— START OF Records to process —

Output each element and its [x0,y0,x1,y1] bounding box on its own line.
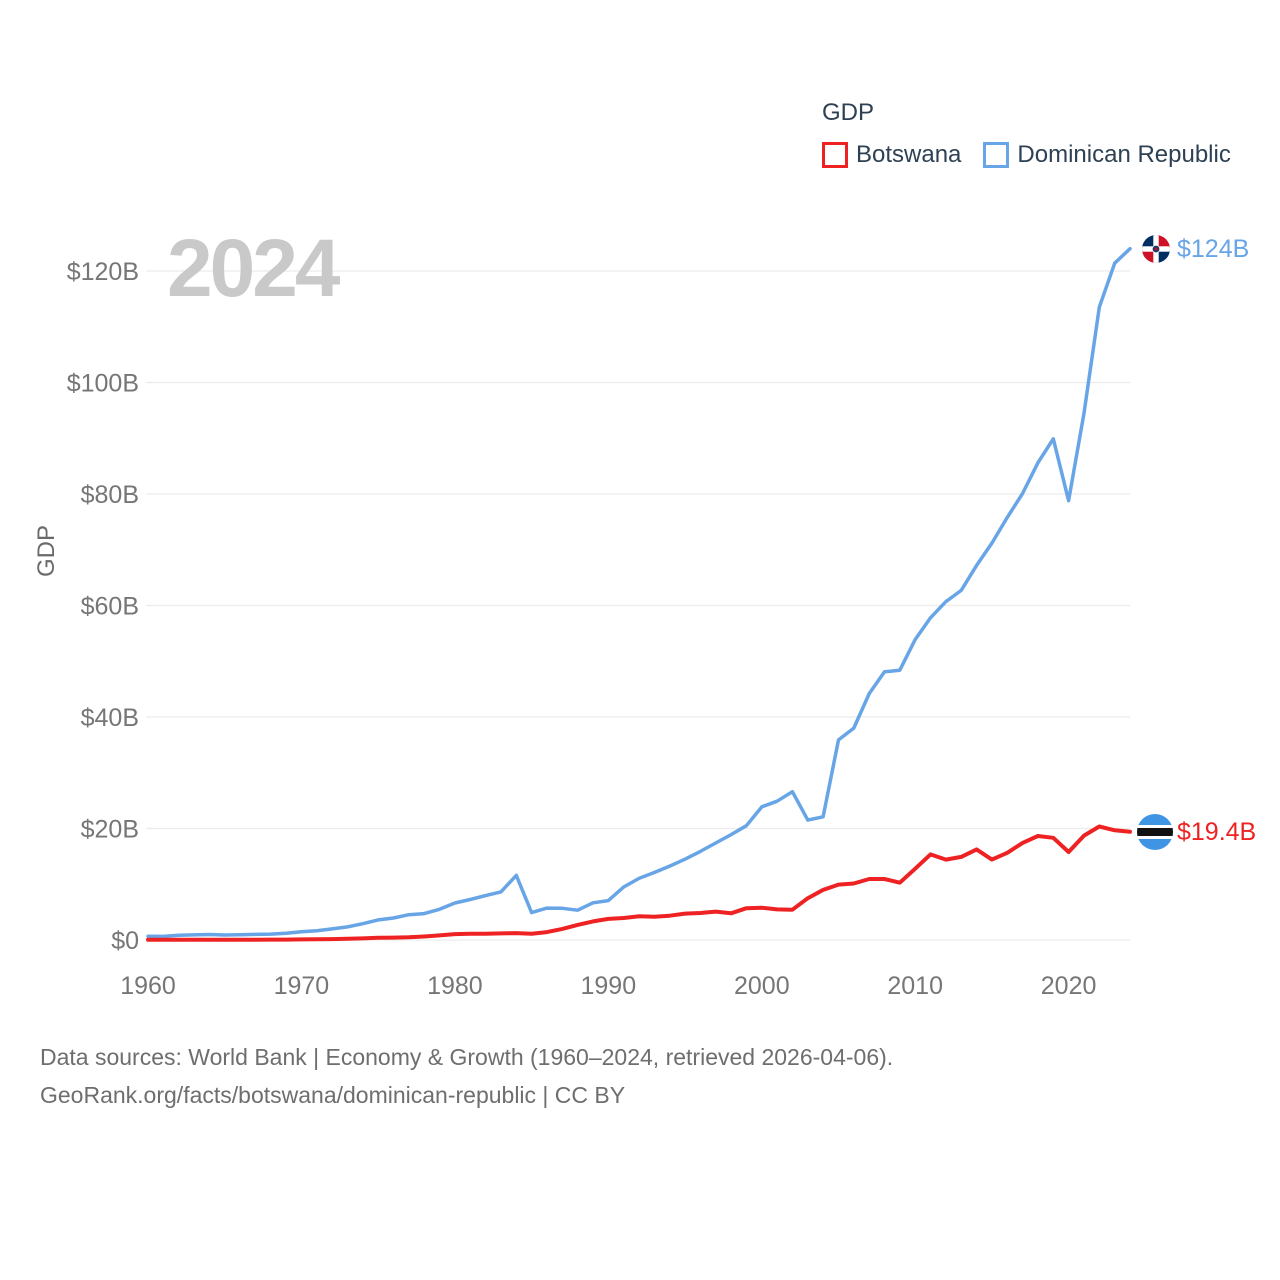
source-line-1: Data sources: World Bank | Economy & Gro… [40,1044,894,1070]
source-line-2[interactable]: GeoRank.org/facts/botswana/dominican-rep… [40,1082,626,1108]
x-tick-label: 1960 [120,972,176,1000]
x-tick-label: 2000 [734,972,790,1000]
x-tick-label: 1970 [274,972,330,1000]
line-dominican-republic [146,246,1132,939]
legend-item-dominican-republic[interactable]: Dominican Republic [983,141,1231,169]
legend-label-botswana: Botswana [856,141,962,168]
y-tick-label: $120B [67,258,139,286]
botswana-flag-icon [1137,814,1173,850]
legend: GDP Botswana Dominican Republic [822,98,1231,169]
y-axis-title: GDP [33,524,60,578]
y-tick-label: $80B [81,481,139,509]
x-tick-label: 2020 [1041,972,1097,1000]
y-tick-label: $20B [81,816,139,844]
line-botswana [146,824,1132,942]
legend-title: GDP [822,99,875,126]
x-tick-label: 1990 [580,972,636,1000]
legend-item-botswana[interactable]: Botswana [822,141,961,169]
dominican-republic-color-swatch [983,142,1010,168]
legend-items: Botswana Dominican Republic [822,141,1231,169]
dominican-republic-value-label: $124B [1177,235,1250,263]
x-tick-label: 2010 [887,972,943,1000]
y-tick-label: $100B [67,370,139,398]
y-tick-label: $60B [81,593,139,621]
botswana-color-swatch [822,142,848,168]
botswana-value-label: $19.4B [1177,818,1257,846]
dominican-republic-flag-icon [1142,235,1170,263]
y-tick-label: $0 [111,927,139,955]
y-tick-label: $40B [81,704,139,732]
legend-label-dominican-republic: Dominican Republic [1017,141,1231,168]
x-tick-label: 1980 [427,972,483,1000]
source-attribution: Data sources: World Bank | Economy & Gro… [40,1038,893,1114]
year-watermark: 2024 [167,223,340,314]
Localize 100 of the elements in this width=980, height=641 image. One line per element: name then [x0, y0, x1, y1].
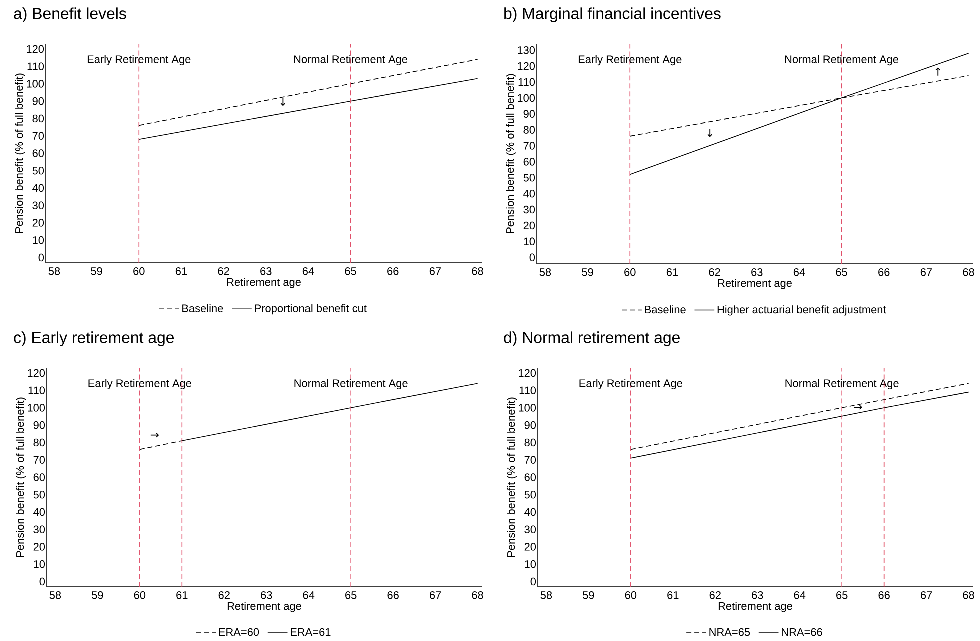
x-tick-label: 67 [430, 592, 442, 600]
x-tick-label: 64 [303, 592, 315, 600]
y-tick-label: 60 [34, 474, 46, 482]
y-tick-label: 40 [34, 508, 46, 516]
y-tick-label: 100 [27, 80, 44, 88]
y-tick-label: 0 [38, 254, 44, 262]
x-tick-label: 62 [709, 268, 720, 276]
y-tick-label: 120 [27, 45, 44, 54]
ref-line-label: Normal Retirement Age [294, 55, 408, 66]
x-tick-label: 68 [472, 268, 484, 276]
y-tick-label: 60 [32, 150, 44, 158]
y-tick-label: 0 [530, 254, 536, 262]
x-tick-label: 60 [625, 592, 637, 600]
x-tick-label: 59 [582, 268, 594, 276]
x-tick-label: 61 [176, 592, 188, 600]
y-tick-label: 70 [32, 132, 44, 140]
y-tick-label: 20 [524, 543, 536, 551]
x-tick-label: 58 [50, 592, 62, 600]
x-tick-label: 67 [920, 268, 932, 276]
chart-title: b) Marginal financial incentives [504, 8, 721, 23]
x-tick-label: 66 [388, 268, 399, 276]
x-tick-label: 63 [261, 592, 272, 600]
legend-label: Baseline [182, 304, 224, 312]
x-tick-label: 61 [176, 268, 188, 276]
y-tick-label: 80 [32, 114, 44, 123]
annotation: ↑ [936, 68, 940, 76]
x-tick-label: 61 [666, 268, 678, 276]
y-tick-label: 50 [32, 166, 44, 175]
legend-label: Higher actuarial benefit adjustment [718, 306, 886, 316]
y-tick-label: 30 [32, 202, 44, 210]
x-tick-label: 64 [794, 268, 806, 276]
x-tick-label: 64 [794, 592, 806, 600]
x-tick-label: 68 [472, 592, 484, 600]
x-tick-label: 60 [134, 592, 146, 600]
y-tick-label: 10 [524, 238, 536, 246]
y-tick-label: 100 [28, 404, 46, 412]
y-tick-label: 20 [34, 543, 46, 551]
x-tick-label: 59 [583, 592, 594, 600]
y-axis-title: Pension benefit (% of full benefit) [506, 74, 516, 234]
x-tick-label: 68 [963, 268, 974, 276]
y-tick-label: 70 [524, 456, 536, 464]
y-tick-label: 30 [34, 526, 46, 534]
x-tick-label: 66 [878, 592, 890, 600]
x-tick-label: 58 [540, 268, 552, 276]
x-tick-label: 65 [346, 592, 357, 600]
y-tick-label: 130 [518, 46, 536, 54]
x-axis-title: Retirement age [718, 602, 792, 612]
y-tick-label: 110 [520, 386, 536, 394]
chart-title: a) Benefit levels [14, 8, 126, 23]
x-tick-label: 58 [540, 592, 552, 600]
ref-line-label: Normal Retirement Age [294, 379, 408, 390]
annotation: ↓ [708, 129, 712, 138]
x-tick-label: 60 [134, 268, 145, 276]
x-tick-label: 67 [430, 268, 441, 276]
x-tick-label: 62 [710, 592, 721, 600]
x-tick-label: 65 [836, 592, 848, 600]
chart-title: c) Early retirement age [14, 332, 174, 347]
x-axis-title: Retirement age [228, 602, 302, 612]
y-tick-label: 50 [34, 491, 46, 499]
legend-label: Proportional benefit cut [255, 304, 367, 315]
x-tick-label: 62 [218, 268, 230, 276]
x-tick-label: 65 [345, 268, 356, 276]
x-axis-title: Retirement age [718, 279, 792, 290]
y-tick-label: 80 [524, 126, 536, 134]
x-tick-label: 60 [624, 268, 636, 276]
legend-label: ERA=60 [219, 628, 260, 636]
x-tick-label: 58 [48, 268, 60, 276]
y-tick-label: 110 [28, 386, 46, 394]
x-axis-title: Retirement age [227, 278, 301, 288]
x-tick-label: 59 [91, 268, 102, 276]
y-tick-label: 90 [32, 97, 44, 106]
y-tick-label: 0 [40, 578, 46, 586]
y-tick-label: 0 [530, 578, 536, 586]
chart-title: d) Normal retirement age [504, 332, 680, 347]
x-tick-label: 63 [752, 592, 764, 600]
legend-label: ERA=61 [291, 628, 331, 636]
y-tick-label: 40 [32, 184, 44, 192]
y-tick-label: 20 [524, 222, 536, 230]
y-tick-label: 120 [518, 62, 536, 70]
y-tick-label: 70 [524, 142, 536, 150]
annotation: ↓ [280, 98, 286, 106]
y-tick-label: 10 [33, 236, 44, 244]
y-tick-label: 10 [525, 560, 536, 568]
y-tick-label: 20 [32, 219, 44, 227]
y-tick-label: 50 [524, 174, 536, 182]
annotation: → [854, 405, 862, 410]
annotation: → [150, 432, 159, 438]
y-tick-label: 30 [524, 526, 536, 534]
x-tick-label: 65 [836, 268, 848, 276]
y-tick-label: 100 [518, 94, 536, 102]
y-tick-label: 50 [524, 491, 536, 499]
y-tick-label: 110 [518, 78, 536, 86]
x-tick-label: 61 [668, 592, 679, 600]
x-tick-label: 62 [218, 592, 230, 600]
y-tick-label: 120 [519, 369, 536, 378]
ref-line-label: Normal Retirement Age [785, 55, 899, 66]
ref-line-label: Early Retirement Age [580, 379, 682, 390]
y-tick-label: 90 [524, 110, 536, 118]
legend-label: NRA=65 [710, 628, 750, 636]
y-tick-label: 70 [34, 456, 46, 464]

— END OF Records to process —

Task requirements
Lay out the records from the line containing "x-tick-label: 67 [430, 592, 442, 600]" up to and including the line containing "ref-line-label: Normal Retirement Age [294, 55, 408, 66]" as a Markdown table with the columns Row and Line. Number each line in Row, put the line itself in Line, and omit any blank lines.

Finished answer
| Row | Line |
|---|---|
| 1 | x-tick-label: 67 [430, 592, 442, 600] |
| 2 | x-tick-label: 64 [303, 592, 315, 600] |
| 3 | y-tick-label: 60 [34, 474, 46, 482] |
| 4 | y-tick-label: 40 [34, 508, 46, 516] |
| 5 | y-tick-label: 100 [27, 80, 44, 88] |
| 6 | y-tick-label: 0 [38, 254, 44, 262] |
| 7 | x-tick-label: 62 [709, 268, 720, 276] |
| 8 | y-tick-label: 120 [27, 45, 44, 54] |
| 9 | ref-line-label: Normal Retirement Age [294, 55, 408, 66] |